Aim: Comb the records below for the string "name" and copy each line where it turns up.

Given records:

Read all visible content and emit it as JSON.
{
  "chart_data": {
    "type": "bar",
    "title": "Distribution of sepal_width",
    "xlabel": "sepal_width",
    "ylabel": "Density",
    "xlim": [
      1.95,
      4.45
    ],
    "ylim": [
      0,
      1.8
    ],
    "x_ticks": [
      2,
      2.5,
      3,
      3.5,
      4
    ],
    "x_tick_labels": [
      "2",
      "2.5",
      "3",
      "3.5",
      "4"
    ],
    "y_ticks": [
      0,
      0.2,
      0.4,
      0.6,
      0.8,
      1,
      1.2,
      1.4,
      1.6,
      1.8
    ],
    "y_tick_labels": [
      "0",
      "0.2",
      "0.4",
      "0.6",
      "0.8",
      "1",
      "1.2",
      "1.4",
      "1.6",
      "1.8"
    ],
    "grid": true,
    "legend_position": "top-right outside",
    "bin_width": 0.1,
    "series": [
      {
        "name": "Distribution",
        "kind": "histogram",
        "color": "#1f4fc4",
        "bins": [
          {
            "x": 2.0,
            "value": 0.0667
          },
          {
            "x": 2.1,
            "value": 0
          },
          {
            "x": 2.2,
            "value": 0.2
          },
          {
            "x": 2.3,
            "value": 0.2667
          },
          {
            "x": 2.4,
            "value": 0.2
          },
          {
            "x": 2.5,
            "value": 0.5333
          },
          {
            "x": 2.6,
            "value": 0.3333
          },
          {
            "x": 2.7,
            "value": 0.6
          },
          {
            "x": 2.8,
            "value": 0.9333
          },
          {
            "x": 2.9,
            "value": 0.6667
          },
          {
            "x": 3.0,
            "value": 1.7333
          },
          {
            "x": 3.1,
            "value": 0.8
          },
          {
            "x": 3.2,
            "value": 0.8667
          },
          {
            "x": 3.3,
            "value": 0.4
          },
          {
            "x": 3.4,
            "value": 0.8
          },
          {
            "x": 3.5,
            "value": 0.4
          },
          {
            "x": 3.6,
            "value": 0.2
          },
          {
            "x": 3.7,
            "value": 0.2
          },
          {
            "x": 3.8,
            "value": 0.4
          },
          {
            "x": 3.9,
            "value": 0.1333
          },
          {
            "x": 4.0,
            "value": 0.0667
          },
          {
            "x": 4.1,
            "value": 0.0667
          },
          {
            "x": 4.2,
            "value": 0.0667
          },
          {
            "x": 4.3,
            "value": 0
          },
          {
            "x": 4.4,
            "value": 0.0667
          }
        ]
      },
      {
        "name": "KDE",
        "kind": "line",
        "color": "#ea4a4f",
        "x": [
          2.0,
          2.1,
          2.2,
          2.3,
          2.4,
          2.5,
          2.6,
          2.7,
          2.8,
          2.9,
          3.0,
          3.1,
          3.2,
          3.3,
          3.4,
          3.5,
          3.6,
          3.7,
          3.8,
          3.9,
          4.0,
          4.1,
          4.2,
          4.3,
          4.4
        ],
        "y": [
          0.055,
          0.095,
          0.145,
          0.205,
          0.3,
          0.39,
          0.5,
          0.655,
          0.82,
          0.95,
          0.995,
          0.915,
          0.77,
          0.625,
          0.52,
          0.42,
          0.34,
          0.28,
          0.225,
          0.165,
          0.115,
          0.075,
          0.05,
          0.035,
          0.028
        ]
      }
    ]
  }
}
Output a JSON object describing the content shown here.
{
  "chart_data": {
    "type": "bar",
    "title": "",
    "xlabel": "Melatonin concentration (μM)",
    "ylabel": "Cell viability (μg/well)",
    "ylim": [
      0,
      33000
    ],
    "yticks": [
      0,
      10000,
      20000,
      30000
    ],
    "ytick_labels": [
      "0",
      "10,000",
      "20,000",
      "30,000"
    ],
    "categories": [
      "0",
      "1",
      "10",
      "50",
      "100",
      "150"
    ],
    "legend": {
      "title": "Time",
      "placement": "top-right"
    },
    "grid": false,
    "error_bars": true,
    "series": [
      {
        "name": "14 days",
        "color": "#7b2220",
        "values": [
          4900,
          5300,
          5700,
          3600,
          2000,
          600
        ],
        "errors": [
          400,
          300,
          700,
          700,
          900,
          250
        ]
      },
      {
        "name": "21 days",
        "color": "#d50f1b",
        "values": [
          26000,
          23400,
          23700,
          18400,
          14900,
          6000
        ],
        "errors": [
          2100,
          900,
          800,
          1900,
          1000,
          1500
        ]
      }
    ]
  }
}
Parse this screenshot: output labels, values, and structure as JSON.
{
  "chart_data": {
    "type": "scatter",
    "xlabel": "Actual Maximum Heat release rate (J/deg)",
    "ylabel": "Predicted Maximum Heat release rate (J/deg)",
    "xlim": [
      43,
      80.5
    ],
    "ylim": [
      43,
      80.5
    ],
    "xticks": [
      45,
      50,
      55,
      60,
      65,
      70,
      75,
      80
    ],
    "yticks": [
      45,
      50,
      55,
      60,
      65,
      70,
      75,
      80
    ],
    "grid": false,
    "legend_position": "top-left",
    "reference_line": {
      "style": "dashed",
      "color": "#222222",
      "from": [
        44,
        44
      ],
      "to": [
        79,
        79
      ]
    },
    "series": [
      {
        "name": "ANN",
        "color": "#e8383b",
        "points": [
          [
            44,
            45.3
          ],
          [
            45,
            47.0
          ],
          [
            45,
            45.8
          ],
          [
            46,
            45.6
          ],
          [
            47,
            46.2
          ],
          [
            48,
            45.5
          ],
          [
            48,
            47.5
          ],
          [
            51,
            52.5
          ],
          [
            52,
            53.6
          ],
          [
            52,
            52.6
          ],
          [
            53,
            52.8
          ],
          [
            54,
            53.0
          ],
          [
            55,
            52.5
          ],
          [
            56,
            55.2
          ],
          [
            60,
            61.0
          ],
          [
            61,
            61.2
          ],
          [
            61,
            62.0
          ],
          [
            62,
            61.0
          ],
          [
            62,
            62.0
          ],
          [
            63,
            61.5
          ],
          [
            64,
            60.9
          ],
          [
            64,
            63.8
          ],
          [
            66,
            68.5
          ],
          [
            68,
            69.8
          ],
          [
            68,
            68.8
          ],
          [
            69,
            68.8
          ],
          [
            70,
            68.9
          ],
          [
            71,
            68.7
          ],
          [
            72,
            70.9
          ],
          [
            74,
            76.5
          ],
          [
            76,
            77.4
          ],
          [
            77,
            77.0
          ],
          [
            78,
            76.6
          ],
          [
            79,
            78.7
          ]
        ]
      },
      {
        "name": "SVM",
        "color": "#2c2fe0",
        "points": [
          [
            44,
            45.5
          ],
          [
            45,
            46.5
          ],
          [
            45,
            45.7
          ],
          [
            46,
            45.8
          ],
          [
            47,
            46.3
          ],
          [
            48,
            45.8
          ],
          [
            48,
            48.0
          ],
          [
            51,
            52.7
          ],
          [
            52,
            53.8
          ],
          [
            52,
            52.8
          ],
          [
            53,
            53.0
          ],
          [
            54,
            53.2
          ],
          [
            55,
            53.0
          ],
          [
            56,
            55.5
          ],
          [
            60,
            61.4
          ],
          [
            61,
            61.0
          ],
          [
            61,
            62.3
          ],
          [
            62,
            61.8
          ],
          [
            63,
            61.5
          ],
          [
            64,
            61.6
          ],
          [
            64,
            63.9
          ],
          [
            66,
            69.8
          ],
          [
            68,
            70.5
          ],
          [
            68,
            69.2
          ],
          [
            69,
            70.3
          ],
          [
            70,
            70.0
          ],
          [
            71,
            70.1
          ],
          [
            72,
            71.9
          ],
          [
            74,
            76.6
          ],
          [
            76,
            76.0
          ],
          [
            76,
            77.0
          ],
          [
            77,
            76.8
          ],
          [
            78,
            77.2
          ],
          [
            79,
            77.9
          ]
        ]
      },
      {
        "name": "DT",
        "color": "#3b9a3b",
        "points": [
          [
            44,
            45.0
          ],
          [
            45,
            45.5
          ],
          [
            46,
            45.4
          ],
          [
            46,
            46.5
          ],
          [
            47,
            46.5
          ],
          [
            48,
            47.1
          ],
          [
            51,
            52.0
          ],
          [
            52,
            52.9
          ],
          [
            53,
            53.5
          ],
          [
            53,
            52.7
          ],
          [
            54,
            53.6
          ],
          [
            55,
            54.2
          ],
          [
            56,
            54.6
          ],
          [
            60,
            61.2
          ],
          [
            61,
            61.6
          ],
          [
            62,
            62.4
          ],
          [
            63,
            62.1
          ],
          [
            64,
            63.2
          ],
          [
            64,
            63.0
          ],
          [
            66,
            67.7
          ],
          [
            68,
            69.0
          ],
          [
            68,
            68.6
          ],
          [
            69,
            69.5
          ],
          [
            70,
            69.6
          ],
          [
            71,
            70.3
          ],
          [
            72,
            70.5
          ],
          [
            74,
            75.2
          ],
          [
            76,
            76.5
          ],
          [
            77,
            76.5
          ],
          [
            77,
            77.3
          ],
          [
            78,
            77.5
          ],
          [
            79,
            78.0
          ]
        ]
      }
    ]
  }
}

Correct result:
        "name": "Distribution",
        "name": "KDE",
        "name": "14 days",
        "name": "21 days",
        "name": "ANN",
        "name": "SVM",
        "name": "DT",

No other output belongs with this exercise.